> [Your goal] In the listing that follows, how many lines contain "text"? Give the number only.

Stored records
━━━━━━

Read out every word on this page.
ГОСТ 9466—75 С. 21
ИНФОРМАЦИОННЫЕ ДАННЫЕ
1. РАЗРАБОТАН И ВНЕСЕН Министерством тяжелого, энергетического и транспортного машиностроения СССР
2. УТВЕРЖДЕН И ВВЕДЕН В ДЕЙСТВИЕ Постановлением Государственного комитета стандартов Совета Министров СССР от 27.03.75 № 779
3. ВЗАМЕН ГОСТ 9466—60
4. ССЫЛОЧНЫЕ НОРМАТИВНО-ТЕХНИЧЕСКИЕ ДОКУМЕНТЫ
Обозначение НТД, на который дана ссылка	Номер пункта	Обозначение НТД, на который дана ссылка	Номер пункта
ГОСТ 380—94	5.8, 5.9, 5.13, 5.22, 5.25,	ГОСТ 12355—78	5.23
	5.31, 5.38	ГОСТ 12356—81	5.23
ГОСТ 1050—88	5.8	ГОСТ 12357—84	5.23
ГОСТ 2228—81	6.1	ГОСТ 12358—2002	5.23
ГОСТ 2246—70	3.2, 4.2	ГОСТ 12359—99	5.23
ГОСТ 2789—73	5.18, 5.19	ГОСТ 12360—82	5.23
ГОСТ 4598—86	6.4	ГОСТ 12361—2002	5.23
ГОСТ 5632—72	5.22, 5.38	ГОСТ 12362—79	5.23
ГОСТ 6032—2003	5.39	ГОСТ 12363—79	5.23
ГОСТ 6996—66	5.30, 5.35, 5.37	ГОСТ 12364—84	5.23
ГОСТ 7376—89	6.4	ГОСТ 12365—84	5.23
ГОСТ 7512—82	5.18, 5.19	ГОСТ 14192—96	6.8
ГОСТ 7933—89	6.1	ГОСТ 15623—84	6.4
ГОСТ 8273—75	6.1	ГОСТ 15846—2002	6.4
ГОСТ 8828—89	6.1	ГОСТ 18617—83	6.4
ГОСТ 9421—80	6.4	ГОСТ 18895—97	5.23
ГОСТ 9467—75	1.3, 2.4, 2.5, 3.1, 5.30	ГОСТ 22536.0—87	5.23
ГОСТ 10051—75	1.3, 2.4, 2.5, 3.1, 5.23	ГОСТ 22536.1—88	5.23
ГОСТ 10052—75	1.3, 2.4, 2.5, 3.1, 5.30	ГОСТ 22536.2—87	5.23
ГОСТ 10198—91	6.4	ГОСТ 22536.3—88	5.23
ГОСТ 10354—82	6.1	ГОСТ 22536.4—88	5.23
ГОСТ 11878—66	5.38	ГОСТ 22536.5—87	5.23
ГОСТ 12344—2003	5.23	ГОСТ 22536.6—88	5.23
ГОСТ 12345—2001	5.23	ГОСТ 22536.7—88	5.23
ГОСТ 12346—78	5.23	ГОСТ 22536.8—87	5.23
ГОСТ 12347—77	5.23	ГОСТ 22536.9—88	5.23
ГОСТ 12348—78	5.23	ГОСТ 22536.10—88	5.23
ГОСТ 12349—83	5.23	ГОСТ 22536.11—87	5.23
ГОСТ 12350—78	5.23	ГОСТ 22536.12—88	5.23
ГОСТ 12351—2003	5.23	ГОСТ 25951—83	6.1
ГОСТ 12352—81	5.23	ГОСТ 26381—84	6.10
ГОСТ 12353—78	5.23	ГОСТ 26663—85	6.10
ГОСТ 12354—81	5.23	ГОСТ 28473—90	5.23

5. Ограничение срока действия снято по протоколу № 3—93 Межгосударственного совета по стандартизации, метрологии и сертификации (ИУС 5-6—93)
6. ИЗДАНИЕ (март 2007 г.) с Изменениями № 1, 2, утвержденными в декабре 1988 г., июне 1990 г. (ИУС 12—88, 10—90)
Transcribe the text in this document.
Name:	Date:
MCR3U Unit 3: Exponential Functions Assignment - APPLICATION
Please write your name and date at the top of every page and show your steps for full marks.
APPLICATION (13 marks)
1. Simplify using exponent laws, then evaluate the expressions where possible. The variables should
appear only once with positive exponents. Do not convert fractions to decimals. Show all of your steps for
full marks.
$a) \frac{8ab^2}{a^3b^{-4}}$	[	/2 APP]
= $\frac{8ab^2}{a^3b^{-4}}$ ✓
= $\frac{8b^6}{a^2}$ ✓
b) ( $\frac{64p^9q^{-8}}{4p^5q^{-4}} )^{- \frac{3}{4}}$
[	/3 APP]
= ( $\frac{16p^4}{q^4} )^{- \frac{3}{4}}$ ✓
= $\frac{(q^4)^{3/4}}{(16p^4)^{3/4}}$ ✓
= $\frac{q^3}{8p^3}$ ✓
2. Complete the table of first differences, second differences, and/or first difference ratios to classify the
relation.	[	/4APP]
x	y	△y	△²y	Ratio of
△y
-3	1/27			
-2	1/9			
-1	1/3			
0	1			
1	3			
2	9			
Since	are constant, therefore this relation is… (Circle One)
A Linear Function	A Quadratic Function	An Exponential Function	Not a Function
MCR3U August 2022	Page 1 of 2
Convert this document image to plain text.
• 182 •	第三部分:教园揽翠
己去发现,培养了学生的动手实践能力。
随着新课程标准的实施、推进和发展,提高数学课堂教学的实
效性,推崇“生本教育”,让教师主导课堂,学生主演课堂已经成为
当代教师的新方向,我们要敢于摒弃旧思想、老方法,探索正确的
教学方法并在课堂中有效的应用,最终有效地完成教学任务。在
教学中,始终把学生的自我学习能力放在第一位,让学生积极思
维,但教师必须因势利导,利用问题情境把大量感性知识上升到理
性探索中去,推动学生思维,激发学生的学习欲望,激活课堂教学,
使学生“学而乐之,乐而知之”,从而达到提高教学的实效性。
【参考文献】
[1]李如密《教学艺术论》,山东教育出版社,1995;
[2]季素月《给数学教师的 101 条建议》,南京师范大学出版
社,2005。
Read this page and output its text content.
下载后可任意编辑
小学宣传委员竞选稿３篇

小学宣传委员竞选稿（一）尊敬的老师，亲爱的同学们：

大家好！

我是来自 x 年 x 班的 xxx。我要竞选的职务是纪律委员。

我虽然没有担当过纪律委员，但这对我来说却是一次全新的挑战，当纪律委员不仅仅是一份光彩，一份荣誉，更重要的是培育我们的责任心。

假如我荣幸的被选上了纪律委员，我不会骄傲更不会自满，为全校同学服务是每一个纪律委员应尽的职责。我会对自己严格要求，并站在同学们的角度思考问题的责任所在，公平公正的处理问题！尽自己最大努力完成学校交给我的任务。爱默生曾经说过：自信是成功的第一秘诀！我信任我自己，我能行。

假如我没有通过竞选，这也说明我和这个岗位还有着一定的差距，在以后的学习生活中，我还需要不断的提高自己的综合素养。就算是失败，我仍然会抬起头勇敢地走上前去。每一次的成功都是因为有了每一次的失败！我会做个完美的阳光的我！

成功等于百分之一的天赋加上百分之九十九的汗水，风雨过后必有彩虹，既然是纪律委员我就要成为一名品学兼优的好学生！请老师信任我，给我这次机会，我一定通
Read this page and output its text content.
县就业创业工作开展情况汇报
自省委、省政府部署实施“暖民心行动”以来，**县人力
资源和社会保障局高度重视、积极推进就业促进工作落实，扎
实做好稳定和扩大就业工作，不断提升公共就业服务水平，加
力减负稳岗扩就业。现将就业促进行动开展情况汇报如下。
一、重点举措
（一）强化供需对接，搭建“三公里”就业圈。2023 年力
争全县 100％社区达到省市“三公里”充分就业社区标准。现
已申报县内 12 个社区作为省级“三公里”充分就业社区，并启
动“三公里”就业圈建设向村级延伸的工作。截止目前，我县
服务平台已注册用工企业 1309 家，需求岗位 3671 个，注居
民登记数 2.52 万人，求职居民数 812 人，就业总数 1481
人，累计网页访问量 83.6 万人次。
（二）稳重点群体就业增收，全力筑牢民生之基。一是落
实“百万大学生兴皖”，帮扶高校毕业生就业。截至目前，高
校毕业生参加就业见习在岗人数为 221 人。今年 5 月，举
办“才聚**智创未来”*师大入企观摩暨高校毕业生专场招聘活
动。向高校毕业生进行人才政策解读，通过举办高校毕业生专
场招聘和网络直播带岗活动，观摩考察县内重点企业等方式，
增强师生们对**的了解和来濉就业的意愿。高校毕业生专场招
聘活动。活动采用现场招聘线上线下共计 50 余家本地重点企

━━━━━━

> [Response to this task] 4